(begin)
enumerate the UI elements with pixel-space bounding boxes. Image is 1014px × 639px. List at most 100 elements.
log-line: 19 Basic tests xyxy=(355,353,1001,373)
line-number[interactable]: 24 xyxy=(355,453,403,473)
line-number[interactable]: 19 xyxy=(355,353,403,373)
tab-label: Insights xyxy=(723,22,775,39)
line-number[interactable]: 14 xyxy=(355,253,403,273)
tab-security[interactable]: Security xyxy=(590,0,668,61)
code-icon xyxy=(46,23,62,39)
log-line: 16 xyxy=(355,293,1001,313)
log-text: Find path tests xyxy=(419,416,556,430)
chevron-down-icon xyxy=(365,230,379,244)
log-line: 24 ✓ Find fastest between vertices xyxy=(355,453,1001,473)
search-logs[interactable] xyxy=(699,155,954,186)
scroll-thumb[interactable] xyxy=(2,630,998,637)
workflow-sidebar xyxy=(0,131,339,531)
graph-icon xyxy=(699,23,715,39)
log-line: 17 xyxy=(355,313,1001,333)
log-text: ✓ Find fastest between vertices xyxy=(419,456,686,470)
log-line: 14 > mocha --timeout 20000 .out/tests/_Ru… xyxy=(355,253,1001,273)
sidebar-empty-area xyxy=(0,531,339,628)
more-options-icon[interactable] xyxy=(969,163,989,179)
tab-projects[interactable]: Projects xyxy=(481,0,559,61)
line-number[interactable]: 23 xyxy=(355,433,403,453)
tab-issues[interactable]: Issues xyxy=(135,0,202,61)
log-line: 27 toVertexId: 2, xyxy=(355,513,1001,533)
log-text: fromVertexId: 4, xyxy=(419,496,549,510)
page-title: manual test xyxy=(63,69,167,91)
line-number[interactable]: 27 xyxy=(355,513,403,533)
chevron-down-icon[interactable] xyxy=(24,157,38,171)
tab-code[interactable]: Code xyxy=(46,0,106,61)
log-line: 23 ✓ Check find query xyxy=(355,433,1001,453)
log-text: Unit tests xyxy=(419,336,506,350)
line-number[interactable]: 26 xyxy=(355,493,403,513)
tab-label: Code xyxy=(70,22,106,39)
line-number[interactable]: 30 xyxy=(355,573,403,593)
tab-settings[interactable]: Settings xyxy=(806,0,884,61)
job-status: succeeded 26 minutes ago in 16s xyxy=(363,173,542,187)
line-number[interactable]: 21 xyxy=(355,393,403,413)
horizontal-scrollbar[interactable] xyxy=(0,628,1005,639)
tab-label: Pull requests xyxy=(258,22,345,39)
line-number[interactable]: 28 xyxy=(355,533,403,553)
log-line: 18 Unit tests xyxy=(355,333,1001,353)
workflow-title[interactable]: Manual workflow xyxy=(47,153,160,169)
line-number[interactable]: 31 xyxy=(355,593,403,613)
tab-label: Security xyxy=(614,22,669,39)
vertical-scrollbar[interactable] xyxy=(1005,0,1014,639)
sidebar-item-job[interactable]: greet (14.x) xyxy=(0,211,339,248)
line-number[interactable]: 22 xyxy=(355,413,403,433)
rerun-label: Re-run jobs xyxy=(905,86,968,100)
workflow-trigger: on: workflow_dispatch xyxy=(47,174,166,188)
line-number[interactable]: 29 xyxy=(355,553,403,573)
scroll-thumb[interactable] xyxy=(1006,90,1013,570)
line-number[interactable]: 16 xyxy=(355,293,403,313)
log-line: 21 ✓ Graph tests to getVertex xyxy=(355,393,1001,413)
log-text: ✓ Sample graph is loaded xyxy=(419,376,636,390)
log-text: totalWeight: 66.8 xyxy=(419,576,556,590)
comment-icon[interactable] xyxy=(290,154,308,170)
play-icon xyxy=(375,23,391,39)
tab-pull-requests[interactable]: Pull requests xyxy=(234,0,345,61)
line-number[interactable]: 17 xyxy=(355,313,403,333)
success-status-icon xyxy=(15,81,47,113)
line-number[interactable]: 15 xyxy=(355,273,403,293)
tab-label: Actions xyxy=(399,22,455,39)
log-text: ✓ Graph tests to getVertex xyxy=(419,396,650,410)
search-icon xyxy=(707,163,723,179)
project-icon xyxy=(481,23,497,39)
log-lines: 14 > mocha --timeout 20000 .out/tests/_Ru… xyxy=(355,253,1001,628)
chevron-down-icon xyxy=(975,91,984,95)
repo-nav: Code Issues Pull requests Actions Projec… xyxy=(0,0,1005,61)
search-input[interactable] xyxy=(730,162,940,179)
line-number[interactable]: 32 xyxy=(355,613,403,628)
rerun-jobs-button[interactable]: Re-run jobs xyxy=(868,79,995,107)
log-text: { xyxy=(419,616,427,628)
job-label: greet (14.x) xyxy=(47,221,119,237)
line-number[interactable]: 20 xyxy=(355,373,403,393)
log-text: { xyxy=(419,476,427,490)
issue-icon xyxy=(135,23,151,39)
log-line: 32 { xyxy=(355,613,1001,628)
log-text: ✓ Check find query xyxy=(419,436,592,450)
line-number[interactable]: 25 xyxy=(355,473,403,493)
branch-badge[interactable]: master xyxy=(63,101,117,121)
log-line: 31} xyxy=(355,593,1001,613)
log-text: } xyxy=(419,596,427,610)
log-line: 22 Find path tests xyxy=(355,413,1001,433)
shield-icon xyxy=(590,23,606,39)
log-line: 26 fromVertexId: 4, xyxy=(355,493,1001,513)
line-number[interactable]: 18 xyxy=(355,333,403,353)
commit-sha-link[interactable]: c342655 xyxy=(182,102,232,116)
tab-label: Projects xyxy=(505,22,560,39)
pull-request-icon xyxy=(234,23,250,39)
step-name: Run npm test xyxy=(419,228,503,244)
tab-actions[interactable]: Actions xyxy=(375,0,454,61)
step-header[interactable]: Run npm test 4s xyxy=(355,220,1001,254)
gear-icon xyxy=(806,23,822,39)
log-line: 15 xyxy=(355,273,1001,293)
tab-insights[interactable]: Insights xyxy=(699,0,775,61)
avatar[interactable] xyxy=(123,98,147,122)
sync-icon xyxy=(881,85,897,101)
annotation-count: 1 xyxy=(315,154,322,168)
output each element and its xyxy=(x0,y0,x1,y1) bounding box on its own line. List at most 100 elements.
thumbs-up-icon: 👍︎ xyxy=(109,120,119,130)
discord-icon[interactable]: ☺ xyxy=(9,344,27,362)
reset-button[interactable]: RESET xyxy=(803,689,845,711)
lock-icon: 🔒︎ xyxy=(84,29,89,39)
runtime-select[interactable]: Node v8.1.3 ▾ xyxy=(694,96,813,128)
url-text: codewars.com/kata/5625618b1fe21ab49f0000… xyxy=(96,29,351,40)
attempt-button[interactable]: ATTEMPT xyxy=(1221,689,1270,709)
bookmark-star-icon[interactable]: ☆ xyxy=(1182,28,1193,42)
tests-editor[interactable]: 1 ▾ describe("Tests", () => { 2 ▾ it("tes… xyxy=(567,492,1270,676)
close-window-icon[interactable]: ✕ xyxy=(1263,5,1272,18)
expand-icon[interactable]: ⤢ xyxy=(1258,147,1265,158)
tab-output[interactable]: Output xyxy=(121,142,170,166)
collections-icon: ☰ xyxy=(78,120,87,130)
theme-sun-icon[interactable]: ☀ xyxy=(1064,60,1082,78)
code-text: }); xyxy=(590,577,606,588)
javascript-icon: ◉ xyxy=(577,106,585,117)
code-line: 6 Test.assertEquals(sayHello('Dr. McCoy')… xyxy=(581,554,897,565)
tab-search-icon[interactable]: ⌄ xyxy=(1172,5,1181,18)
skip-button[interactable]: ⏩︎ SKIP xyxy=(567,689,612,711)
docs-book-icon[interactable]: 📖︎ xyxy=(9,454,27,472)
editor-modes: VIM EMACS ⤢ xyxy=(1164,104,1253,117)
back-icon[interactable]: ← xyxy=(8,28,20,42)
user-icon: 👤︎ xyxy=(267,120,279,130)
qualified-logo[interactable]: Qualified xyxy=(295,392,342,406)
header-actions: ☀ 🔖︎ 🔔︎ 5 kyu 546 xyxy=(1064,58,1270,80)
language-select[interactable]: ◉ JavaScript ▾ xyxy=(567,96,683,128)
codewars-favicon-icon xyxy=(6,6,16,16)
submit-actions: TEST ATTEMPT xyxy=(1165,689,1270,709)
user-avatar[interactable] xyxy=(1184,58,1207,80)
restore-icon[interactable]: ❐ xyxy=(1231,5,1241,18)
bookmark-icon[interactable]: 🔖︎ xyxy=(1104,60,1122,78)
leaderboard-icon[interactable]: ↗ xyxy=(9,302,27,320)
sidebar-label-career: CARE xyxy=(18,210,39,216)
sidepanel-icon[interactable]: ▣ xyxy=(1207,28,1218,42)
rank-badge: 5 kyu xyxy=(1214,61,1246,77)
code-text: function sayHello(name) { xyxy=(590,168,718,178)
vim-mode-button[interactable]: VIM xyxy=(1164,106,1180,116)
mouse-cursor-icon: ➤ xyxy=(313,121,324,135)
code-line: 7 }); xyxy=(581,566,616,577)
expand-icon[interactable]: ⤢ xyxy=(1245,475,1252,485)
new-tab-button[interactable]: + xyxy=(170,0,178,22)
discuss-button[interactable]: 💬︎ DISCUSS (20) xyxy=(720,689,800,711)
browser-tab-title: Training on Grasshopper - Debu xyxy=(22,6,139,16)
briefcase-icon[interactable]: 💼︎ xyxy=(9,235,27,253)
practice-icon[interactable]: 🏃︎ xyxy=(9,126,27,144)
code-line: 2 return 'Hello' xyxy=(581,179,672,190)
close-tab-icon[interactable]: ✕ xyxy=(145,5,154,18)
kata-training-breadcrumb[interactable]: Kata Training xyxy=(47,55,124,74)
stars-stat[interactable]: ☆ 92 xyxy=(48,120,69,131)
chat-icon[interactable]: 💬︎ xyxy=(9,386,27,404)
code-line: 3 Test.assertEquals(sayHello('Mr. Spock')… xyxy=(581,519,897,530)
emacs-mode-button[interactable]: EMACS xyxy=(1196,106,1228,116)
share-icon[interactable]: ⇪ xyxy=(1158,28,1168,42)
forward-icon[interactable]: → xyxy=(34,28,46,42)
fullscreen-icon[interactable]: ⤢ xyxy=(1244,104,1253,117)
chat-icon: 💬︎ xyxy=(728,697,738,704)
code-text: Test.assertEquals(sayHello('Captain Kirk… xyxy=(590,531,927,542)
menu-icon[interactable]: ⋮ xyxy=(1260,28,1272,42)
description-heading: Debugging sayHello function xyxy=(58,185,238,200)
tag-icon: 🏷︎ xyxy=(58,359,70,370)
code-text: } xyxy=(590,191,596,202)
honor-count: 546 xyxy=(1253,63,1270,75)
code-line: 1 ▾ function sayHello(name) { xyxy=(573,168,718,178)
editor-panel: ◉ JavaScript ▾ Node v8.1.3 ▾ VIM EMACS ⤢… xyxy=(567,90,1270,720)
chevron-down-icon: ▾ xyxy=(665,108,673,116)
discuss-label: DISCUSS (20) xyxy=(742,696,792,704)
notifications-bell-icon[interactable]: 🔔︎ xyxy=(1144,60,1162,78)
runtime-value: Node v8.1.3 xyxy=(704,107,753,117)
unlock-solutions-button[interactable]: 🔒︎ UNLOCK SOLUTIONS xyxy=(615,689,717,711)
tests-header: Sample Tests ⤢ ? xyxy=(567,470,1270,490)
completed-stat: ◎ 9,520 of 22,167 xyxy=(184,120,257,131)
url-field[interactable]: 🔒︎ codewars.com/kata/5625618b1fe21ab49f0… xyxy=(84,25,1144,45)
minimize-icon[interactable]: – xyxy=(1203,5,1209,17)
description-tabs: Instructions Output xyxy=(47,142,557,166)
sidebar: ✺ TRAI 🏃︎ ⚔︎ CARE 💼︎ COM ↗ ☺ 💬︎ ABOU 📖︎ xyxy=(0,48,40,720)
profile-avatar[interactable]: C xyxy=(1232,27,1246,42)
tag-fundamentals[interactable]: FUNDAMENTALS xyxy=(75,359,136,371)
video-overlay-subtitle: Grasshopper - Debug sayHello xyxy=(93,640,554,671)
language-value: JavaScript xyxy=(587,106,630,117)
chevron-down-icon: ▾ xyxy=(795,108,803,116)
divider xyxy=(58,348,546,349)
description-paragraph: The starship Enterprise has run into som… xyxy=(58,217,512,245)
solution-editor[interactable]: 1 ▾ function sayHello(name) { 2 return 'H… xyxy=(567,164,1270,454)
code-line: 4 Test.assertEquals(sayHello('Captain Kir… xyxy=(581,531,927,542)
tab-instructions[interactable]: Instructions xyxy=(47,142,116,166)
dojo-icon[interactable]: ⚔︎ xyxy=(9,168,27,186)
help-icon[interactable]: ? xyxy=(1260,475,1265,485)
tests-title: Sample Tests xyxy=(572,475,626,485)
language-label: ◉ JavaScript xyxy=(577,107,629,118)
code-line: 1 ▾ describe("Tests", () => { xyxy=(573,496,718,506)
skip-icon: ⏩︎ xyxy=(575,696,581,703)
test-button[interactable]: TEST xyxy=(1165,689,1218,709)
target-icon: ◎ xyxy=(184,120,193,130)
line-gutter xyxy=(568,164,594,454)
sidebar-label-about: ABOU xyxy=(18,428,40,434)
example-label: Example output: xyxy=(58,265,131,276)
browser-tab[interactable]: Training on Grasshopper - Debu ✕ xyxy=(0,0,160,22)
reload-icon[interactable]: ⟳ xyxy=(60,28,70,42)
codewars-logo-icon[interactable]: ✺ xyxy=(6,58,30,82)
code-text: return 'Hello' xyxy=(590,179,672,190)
(end)
TASK GOAL —
Reproduce the material, starting at its first line and ending at the line that contains "search-logs[interactable] xyxy=(699,155,954,186)", with "Overview" substituted for "Insights" and everything else left unchanged.

SOLUTION TO THIS TASK —
enumerate the UI elements with pixel-space bounding boxes. Image is 1014px × 639px. List at most 100 elements.
log-line: 19 Basic tests xyxy=(355,353,1001,373)
line-number[interactable]: 24 xyxy=(355,453,403,473)
line-number[interactable]: 19 xyxy=(355,353,403,373)
tab-label: Overview xyxy=(723,22,775,39)
line-number[interactable]: 14 xyxy=(355,253,403,273)
tab-security[interactable]: Security xyxy=(590,0,668,61)
code-icon xyxy=(46,23,62,39)
log-line: 16 xyxy=(355,293,1001,313)
log-text: Find path tests xyxy=(419,416,556,430)
chevron-down-icon xyxy=(365,230,379,244)
log-line: 24 ✓ Find fastest between vertices xyxy=(355,453,1001,473)
search-logs[interactable] xyxy=(699,155,954,186)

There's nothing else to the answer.